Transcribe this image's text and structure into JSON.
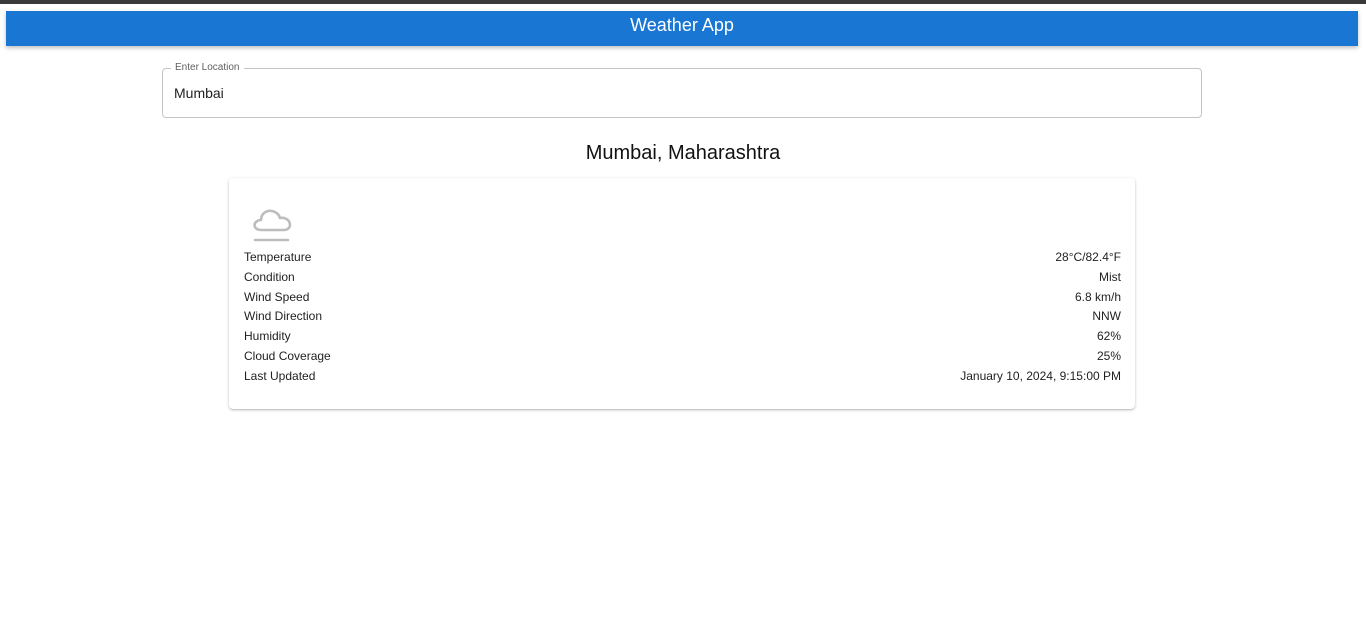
{
  "app": {
    "title": "Weather App",
    "accent_color": "#1976d2"
  },
  "search": {
    "label": "Enter Location",
    "value": "Mumbai"
  },
  "location": {
    "title": "Mumbai, Maharashtra"
  },
  "weather": {
    "icon": "cloud-mist-icon",
    "rows": [
      {
        "label": "Temperature",
        "value": "28°C/82.4°F"
      },
      {
        "label": "Condition",
        "value": "Mist"
      },
      {
        "label": "Wind Speed",
        "value": "6.8 km/h"
      },
      {
        "label": "Wind Direction",
        "value": "NNW"
      },
      {
        "label": "Humidity",
        "value": "62%"
      },
      {
        "label": "Cloud Coverage",
        "value": "25%"
      },
      {
        "label": "Last Updated",
        "value": "January 10, 2024, 9:15:00 PM"
      }
    ]
  }
}
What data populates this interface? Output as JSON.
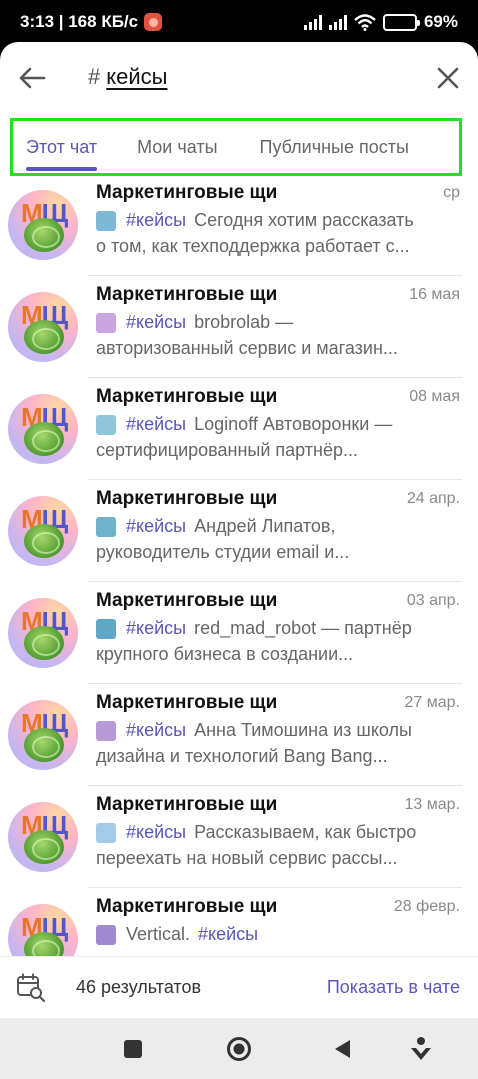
{
  "status_bar": {
    "time_speed": "3:13 | 168 КБ/с",
    "battery": "69%",
    "battery_level": 0.69
  },
  "search": {
    "back_icon": "arrow-left-icon",
    "hash": "#",
    "query": "кейсы",
    "close_icon": "close-icon"
  },
  "tabs": [
    {
      "label": "Этот чат",
      "active": true
    },
    {
      "label": "Мои чаты",
      "active": false
    },
    {
      "label": "Публичные посты",
      "active": false
    }
  ],
  "colors": {
    "accent": "#5a56b8",
    "highlight_box": "#22e01c"
  },
  "results": [
    {
      "title": "Маркетинговые щи",
      "date": "ср",
      "hashtag": "#кейсы",
      "line1_text": "Сегодня хотим рассказать",
      "line2": "о том, как техподдержка работает с...",
      "thumb": "#7db8d6"
    },
    {
      "title": "Маркетинговые щи",
      "date": "16 мая",
      "hashtag": "#кейсы",
      "line1_text": "brobrolab —",
      "line2": "авторизованный сервис и магазин...",
      "thumb": "#c9a6e0"
    },
    {
      "title": "Маркетинговые щи",
      "date": "08 мая",
      "hashtag": "#кейсы",
      "line1_text": "Loginoff Автоворонки —",
      "line2": "сертифицированный партнёр...",
      "thumb": "#8fc7d8"
    },
    {
      "title": "Маркетинговые щи",
      "date": "24 апр.",
      "hashtag": "#кейсы",
      "line1_text": "Андрей Липатов,",
      "line2": "руководитель студии email и...",
      "thumb": "#6fb2c9"
    },
    {
      "title": "Маркетинговые щи",
      "date": "03 апр.",
      "hashtag": "#кейсы",
      "line1_text": "red_mad_robot — партнёр",
      "line2": "крупного бизнеса в создании...",
      "thumb": "#5fa7c4"
    },
    {
      "title": "Маркетинговые щи",
      "date": "27 мар.",
      "hashtag": "#кейсы",
      "line1_text": "Анна Тимошина из школы",
      "line2": "дизайна и технологий Bang Bang...",
      "thumb": "#b79ad8"
    },
    {
      "title": "Маркетинговые щи",
      "date": "13 мар.",
      "hashtag": "#кейсы",
      "line1_text": "Рассказываем, как быстро",
      "line2": "переехать на новый сервис рассы...",
      "thumb": "#a6c9e6"
    },
    {
      "title": "Маркетинговые щи",
      "date": "28 февр.",
      "hashtag": "#кейсы",
      "line1_text": "Vertical.",
      "line2": "",
      "thumb": "#9f8ad0",
      "tag_after": true
    }
  ],
  "bottom": {
    "count": "46 результатов",
    "action": "Показать в чате"
  },
  "nav": {
    "recents_icon": "square-icon",
    "home_icon": "circle-home-icon",
    "back_icon": "triangle-back-icon",
    "assist_icon": "assistant-icon"
  }
}
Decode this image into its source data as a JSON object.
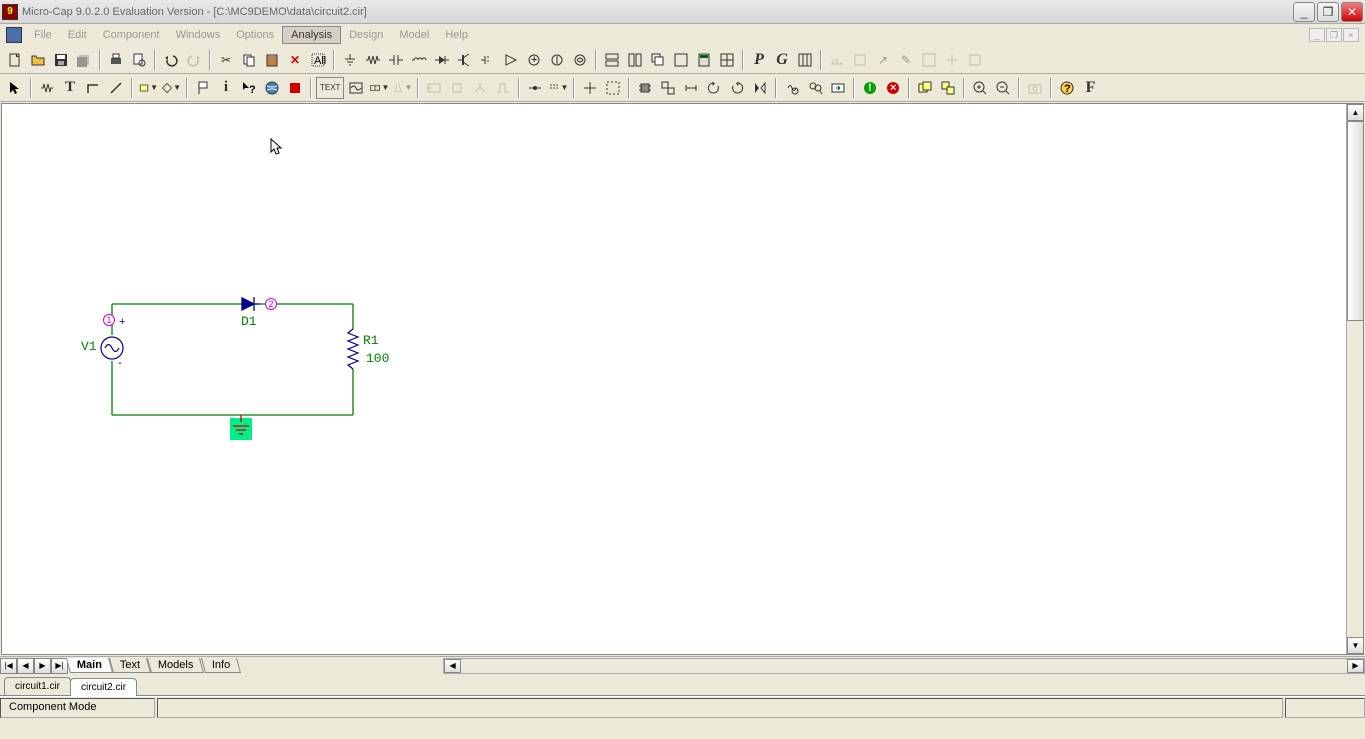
{
  "title": "Micro-Cap 9.0.2.0 Evaluation Version - [C:\\MC9DEMO\\data\\circuit2.cir]",
  "menus": {
    "file": "File",
    "edit": "Edit",
    "component": "Component",
    "windows": "Windows",
    "options": "Options",
    "analysis": "Analysis",
    "design": "Design",
    "model": "Model",
    "help": "Help"
  },
  "circuit": {
    "v1": "V1",
    "d1": "D1",
    "r1_name": "R1",
    "r1_val": "100",
    "node1": "1",
    "node2": "2"
  },
  "bottom_tabs": {
    "main": "Main",
    "text": "Text",
    "models": "Models",
    "info": "Info"
  },
  "file_tabs": {
    "f1": "circuit1.cir",
    "f2": "circuit2.cir"
  },
  "status": {
    "mode": "Component Mode"
  },
  "letters": {
    "p": "P",
    "g": "G",
    "t": "T",
    "f": "F",
    "text": "TEXT",
    "abc": "ABC"
  }
}
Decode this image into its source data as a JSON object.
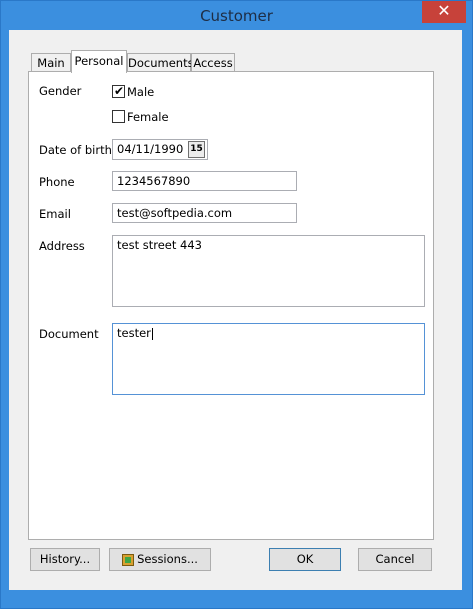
{
  "window": {
    "title": "Customer",
    "close_glyph": "✕"
  },
  "tabs": [
    {
      "label": "Main",
      "active": false
    },
    {
      "label": "Personal",
      "active": true
    },
    {
      "label": "Documents",
      "active": false
    },
    {
      "label": "Access",
      "active": false
    }
  ],
  "personal": {
    "gender_label": "Gender",
    "male_label": "Male",
    "male_checked": true,
    "female_label": "Female",
    "female_checked": false,
    "dob_label": "Date of birth",
    "dob_value": "04/11/1990",
    "calendar_glyph": "15",
    "phone_label": "Phone",
    "phone_value": "1234567890",
    "email_label": "Email",
    "email_value": "test@softpedia.com",
    "address_label": "Address",
    "address_value": "test street 443",
    "document_label": "Document",
    "document_value": "tester"
  },
  "buttons": {
    "history": "History...",
    "sessions": "Sessions...",
    "ok": "OK",
    "cancel": "Cancel"
  }
}
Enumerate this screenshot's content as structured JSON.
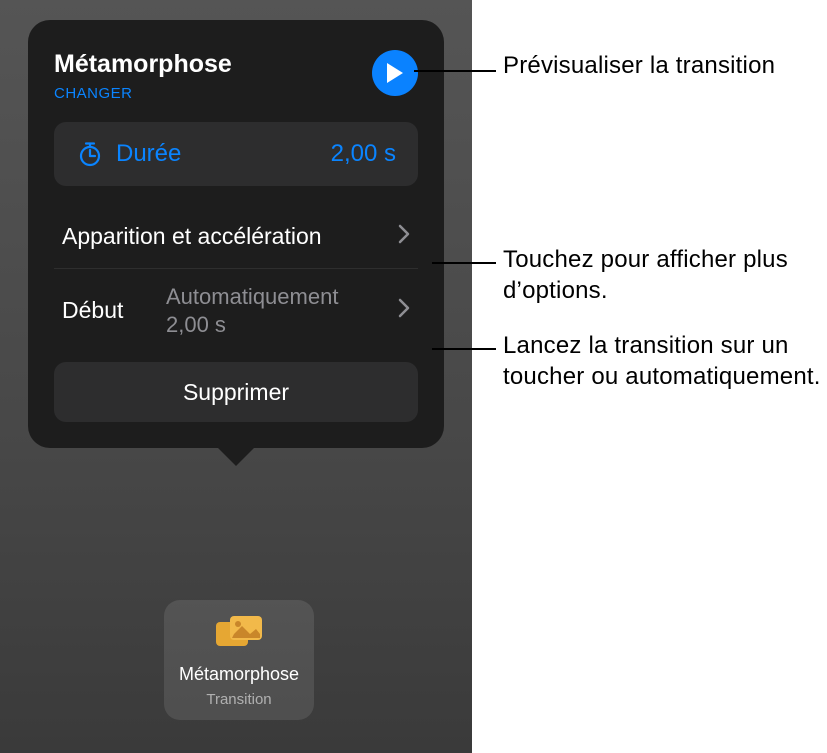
{
  "popover": {
    "title": "Métamorphose",
    "change_label": "CHANGER",
    "duration_label": "Durée",
    "duration_value": "2,00 s",
    "appearance_label": "Apparition et accélération",
    "start_label": "Début",
    "start_value_line1": "Automatiquement",
    "start_value_line2": "2,00 s",
    "delete_label": "Supprimer"
  },
  "chip": {
    "title": "Métamorphose",
    "subtitle": "Transition"
  },
  "callouts": {
    "preview": "Prévisualiser la transition",
    "more_options": "Touchez pour afficher plus d’options.",
    "start_help": "Lancez la transition sur un toucher ou automatiquement."
  }
}
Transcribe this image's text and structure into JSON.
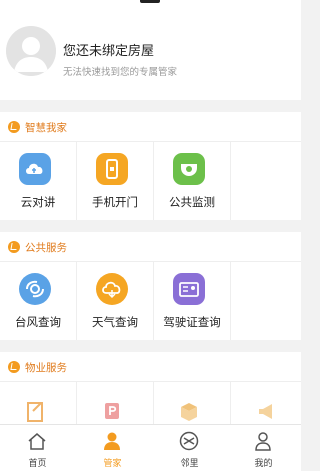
{
  "profile": {
    "title": "您还未绑定房屋",
    "subtitle": "无法快速找到您的专属管家"
  },
  "sections": [
    {
      "title": "智慧我家",
      "items": [
        {
          "label": "云对讲",
          "icon": "cloud-intercom-icon",
          "color": "#5aa2e6"
        },
        {
          "label": "手机开门",
          "icon": "phone-unlock-icon",
          "color": "#f5a623"
        },
        {
          "label": "公共监测",
          "icon": "camera-monitor-icon",
          "color": "#6cc04a"
        }
      ]
    },
    {
      "title": "公共服务",
      "items": [
        {
          "label": "台风查询",
          "icon": "typhoon-icon",
          "color": "#5aa2e6"
        },
        {
          "label": "天气查询",
          "icon": "weather-cloud-icon",
          "color": "#f5a623"
        },
        {
          "label": "驾驶证查询",
          "icon": "license-card-icon",
          "color": "#8a6fd6"
        }
      ]
    },
    {
      "title": "物业服务",
      "items": [
        {
          "label": "",
          "icon": "notebook-icon",
          "color": "#f5a623"
        },
        {
          "label": "",
          "icon": "parking-icon",
          "color": "#e57373"
        },
        {
          "label": "",
          "icon": "package-icon",
          "color": "#f5a623"
        },
        {
          "label": "",
          "icon": "megaphone-icon",
          "color": "#f5a623"
        }
      ]
    }
  ],
  "tabbar": {
    "items": [
      {
        "label": "首页",
        "icon": "home-icon",
        "active": false
      },
      {
        "label": "管家",
        "icon": "butler-icon",
        "active": true
      },
      {
        "label": "邻里",
        "icon": "neighbor-icon",
        "active": false
      },
      {
        "label": "我的",
        "icon": "user-icon",
        "active": false
      }
    ],
    "active_color": "#f39b1f"
  }
}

==================================================

## YOUR GOAL
Show, from the listing above, each line that contains the word "партнёр".

## ANSWER TO THE EXERCISE
      "line2": "сертифицированный партнёр...",
      "line1_text": "red_mad_robot — партнёр",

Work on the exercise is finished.